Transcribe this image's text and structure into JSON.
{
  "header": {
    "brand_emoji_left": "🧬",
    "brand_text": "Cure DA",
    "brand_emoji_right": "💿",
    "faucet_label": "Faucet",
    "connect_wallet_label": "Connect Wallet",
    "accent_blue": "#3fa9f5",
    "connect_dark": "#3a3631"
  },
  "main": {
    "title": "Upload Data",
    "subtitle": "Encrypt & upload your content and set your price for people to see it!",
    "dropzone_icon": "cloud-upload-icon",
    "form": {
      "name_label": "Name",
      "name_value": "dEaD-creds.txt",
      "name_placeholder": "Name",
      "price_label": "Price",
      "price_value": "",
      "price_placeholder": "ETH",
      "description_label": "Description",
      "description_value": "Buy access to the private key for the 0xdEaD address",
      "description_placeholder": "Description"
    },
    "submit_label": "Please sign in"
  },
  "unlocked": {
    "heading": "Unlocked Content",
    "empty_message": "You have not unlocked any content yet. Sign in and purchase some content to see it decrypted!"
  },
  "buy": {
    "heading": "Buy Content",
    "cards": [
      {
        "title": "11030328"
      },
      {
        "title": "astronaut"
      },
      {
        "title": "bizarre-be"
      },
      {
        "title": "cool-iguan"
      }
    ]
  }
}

— WHAT IS BEING ASKED —
Write out each line of the data above again, exactly as given.

— SOLVED EXERCISE —
Transcribe this image's text and structure into JSON.
{
  "header": {
    "brand_emoji_left": "🧬",
    "brand_text": "Cure DA",
    "brand_emoji_right": "💿",
    "faucet_label": "Faucet",
    "connect_wallet_label": "Connect Wallet",
    "accent_blue": "#3fa9f5",
    "connect_dark": "#3a3631"
  },
  "main": {
    "title": "Upload Data",
    "subtitle": "Encrypt & upload your content and set your price for people to see it!",
    "dropzone_icon": "cloud-upload-icon",
    "form": {
      "name_label": "Name",
      "name_value": "dEaD-creds.txt",
      "name_placeholder": "Name",
      "price_label": "Price",
      "price_value": "",
      "price_placeholder": "ETH",
      "description_label": "Description",
      "description_value": "Buy access to the private key for the 0xdEaD address",
      "description_placeholder": "Description"
    },
    "submit_label": "Please sign in"
  },
  "unlocked": {
    "heading": "Unlocked Content",
    "empty_message": "You have not unlocked any content yet. Sign in and purchase some content to see it decrypted!"
  },
  "buy": {
    "heading": "Buy Content",
    "cards": [
      {
        "title": "11030328"
      },
      {
        "title": "astronaut"
      },
      {
        "title": "bizarre-be"
      },
      {
        "title": "cool-iguan"
      }
    ]
  }
}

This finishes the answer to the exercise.